* PROVIDED PASSAGE
=-=-=

Re: Invalid parameter handling
On Mar 27, 4:07 pm, Kaba <REkalleMOunderscoreVErutane...@hotmail.com>
wrote:
This is a combined reply to James and Gerhard to avoid branching.
Yes, autosave in itself is an important feature as James pointed out, in
that the "crash" can become from example by pulling the cord out.
I use assertions very frequently myself. They also create a kind of
secure checking web. But I differentiate between inconsistencies "coming
from the inside" and those "coming from the outside". For example, if I
were to develop an implementation of the std::map using a red-black
tree, an inner inconsistency would be that some of the red-black
invariants were detected broken. Or that a null-pointer was given by a
private function, which should not have happened. By using the
assertions I get more assured that the class really does what I mean to:
they check for self-consistency inside a small closed system (the
class).
Inconsistencies coming from the outside are just those that break the
preconditions of the function parameters: that the caller gives
parameters that are invalid for the called function. It is my point that
these should not be treated with in a harsh way, like shutting the
program down. Note that these inconsistencies come from higher
abstraction levels: the callers use the classes.
I agree up to a point. I would never crash because of something
funny on the line, for example. The question is: what is really
"outside"? In my mind, the only place you can really draw it
(or at least, the lowest place) is the process. Anything within
the process is sharing memory; if the error comes from memory
corruption (very often the case), then you don't know the state
of any of the rest of the program.

=-=-=

* ROWS
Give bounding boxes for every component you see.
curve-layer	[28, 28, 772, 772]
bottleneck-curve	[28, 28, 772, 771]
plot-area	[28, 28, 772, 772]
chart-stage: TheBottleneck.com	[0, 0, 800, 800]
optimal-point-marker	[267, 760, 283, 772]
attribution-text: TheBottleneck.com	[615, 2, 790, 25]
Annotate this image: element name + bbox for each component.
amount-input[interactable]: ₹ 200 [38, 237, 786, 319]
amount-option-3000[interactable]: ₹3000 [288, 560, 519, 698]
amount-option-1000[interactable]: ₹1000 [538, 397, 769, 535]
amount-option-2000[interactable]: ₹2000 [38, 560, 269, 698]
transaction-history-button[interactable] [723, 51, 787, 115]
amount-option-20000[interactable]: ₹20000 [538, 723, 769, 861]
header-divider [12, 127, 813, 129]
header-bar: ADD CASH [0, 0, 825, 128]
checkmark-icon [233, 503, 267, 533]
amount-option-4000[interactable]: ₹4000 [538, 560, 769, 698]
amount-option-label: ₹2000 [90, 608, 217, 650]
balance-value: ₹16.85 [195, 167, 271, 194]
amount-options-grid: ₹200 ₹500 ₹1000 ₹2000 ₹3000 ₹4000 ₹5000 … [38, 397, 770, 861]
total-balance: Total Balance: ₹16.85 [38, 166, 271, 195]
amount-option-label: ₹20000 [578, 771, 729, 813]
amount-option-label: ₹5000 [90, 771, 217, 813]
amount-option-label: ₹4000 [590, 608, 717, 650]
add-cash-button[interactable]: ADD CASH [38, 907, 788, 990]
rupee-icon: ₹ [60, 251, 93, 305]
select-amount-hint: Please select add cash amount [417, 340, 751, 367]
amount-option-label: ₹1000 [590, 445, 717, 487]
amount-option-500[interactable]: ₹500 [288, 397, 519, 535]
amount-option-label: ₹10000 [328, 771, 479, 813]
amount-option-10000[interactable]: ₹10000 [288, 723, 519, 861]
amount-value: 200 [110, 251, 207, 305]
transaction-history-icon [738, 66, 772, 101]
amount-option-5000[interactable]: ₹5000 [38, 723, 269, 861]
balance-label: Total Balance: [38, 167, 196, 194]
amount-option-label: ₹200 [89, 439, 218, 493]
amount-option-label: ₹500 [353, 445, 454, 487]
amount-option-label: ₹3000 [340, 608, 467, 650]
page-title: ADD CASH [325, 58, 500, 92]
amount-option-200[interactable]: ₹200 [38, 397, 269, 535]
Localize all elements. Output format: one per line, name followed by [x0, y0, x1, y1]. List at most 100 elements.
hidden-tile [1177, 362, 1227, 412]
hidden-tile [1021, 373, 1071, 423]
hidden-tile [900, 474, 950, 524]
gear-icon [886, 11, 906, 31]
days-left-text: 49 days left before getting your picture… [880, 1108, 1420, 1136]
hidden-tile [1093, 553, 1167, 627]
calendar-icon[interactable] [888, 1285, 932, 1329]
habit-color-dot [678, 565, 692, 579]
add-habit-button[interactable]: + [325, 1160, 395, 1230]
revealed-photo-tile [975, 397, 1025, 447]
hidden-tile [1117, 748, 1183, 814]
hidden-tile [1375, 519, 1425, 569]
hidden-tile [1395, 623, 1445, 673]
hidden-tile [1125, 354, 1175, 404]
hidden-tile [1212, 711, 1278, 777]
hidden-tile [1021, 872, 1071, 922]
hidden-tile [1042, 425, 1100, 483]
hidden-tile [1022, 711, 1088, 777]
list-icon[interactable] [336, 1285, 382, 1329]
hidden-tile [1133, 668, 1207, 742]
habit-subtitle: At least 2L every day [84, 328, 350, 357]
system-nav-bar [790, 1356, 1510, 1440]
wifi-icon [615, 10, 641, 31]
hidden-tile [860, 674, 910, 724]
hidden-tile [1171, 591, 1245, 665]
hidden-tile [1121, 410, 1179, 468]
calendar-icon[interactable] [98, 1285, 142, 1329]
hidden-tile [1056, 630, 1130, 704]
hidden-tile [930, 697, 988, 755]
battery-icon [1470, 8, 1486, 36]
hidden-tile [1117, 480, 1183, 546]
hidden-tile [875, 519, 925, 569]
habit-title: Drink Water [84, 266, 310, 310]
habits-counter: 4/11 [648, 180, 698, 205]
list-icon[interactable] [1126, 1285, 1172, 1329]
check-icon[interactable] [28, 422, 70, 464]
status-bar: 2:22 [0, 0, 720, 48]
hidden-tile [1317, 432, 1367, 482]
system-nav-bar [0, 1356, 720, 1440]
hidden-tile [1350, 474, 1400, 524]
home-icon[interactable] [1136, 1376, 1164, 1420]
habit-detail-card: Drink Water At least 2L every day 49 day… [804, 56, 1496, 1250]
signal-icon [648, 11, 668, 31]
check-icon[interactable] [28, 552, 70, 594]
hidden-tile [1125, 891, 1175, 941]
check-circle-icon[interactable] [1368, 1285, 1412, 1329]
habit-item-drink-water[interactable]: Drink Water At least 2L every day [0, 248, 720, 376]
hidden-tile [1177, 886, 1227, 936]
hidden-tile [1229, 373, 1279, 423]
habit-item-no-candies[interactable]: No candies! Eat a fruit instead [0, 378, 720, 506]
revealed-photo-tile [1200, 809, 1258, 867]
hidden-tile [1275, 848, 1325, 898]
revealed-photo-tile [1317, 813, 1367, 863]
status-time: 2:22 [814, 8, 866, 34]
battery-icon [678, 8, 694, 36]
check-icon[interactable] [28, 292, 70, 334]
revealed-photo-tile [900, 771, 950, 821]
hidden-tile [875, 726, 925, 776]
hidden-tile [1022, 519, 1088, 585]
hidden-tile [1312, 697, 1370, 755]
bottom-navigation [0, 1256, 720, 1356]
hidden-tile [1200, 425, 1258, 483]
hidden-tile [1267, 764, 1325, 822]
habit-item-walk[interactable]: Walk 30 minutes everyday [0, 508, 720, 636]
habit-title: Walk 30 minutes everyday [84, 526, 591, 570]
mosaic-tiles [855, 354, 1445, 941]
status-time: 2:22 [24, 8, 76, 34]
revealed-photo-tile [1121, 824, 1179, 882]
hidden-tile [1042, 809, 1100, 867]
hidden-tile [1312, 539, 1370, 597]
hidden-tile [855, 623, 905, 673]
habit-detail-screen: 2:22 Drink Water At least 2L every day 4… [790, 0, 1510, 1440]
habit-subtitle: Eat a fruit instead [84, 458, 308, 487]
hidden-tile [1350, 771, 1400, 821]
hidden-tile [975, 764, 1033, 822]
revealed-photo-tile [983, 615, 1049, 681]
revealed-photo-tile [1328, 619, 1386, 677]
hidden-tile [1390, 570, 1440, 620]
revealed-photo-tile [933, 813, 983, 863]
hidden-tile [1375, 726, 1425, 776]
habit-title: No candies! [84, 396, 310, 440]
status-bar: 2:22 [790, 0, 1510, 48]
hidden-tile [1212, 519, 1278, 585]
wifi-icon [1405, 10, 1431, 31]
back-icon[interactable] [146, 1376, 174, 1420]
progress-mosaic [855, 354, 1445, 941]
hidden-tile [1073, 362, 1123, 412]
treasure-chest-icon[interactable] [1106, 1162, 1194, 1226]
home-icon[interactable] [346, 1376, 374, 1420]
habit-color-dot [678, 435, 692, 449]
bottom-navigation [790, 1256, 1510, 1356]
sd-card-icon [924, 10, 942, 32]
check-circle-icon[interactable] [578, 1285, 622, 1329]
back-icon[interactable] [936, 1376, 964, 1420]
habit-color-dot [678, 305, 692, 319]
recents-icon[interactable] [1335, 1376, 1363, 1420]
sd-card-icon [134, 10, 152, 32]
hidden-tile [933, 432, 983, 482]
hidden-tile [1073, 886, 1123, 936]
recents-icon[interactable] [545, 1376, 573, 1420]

=-=-=

* DIRECTION 1
For each statement, say whether the post on invalid parameter handling supports it. Answer yes or no, and quote the words that decide it. (a) The writer seldom uses assertions. (b) The example std::map implementation is built on a red-black tree. (c) The reply puts the lowest real line for "outside" at the process.
* DIRECTION 2
Name every person mentioned in the post on invalid parameter handling.
* DIRECTION 3
Carry on the post on invalid parameter handling from its last sentence.
The entries have nothing to do with the post on invalid parameter handling.

* EXERCISE OUTPUT 1
(a) No: "I use assertions very frequently myself."
(b) Yes: "an implementation of the std::map using a red-black tree"
(c) Yes: "the only place you can really draw it (or at least, the lowest place) is the process."

* EXERCISE OUTPUT 2
Kaba, James, Gerhard

* EXERCISE OUTPUT 3
In every case, in the end, it's a cost if you do vs. cost if you
don't problem. In practice, however, I find it preferable to
design systems so that a process can crash. It's going to
happen anyway, so why not take it into account. And once the
system is robust against the process crashing, it's far better
to crash than to continue with possibly bad data.
As for the unknown state by continuing the running of the program after
detecting an outer inconsistency, as of this day, I haven't seen a
situation in my code that would cause such behaviour.
You've never had a bad pointer? I'd have said that that is one
of the most frequent errors in C/C++.
The behaviour that
is executed instead (for example, nothing) is done such that it won't
cause trouble further on.
Really. You don't save the file to the disk, you just continue.
Later on, when the problem causes the program to crash, the user
has lost a couple of hours work, and not just a couple of
seconds.
As I said, there are exceptions. In any system, you have to
analyse the costs and the benefits of all of the alternatives.
But in my experience, when you get to the point of having
detected an error in the code, a crash is very often the most
useful thing you can do. (Note that crashing also ensures that
the error won't slip through testing.)
This is clearly because the abstraction level
is already such high. If there is a danger of this happening, one should
use exceptions instead.
In a nutshell: "by whatever parameters the functions are called with,
always keep the program in a well-defined state".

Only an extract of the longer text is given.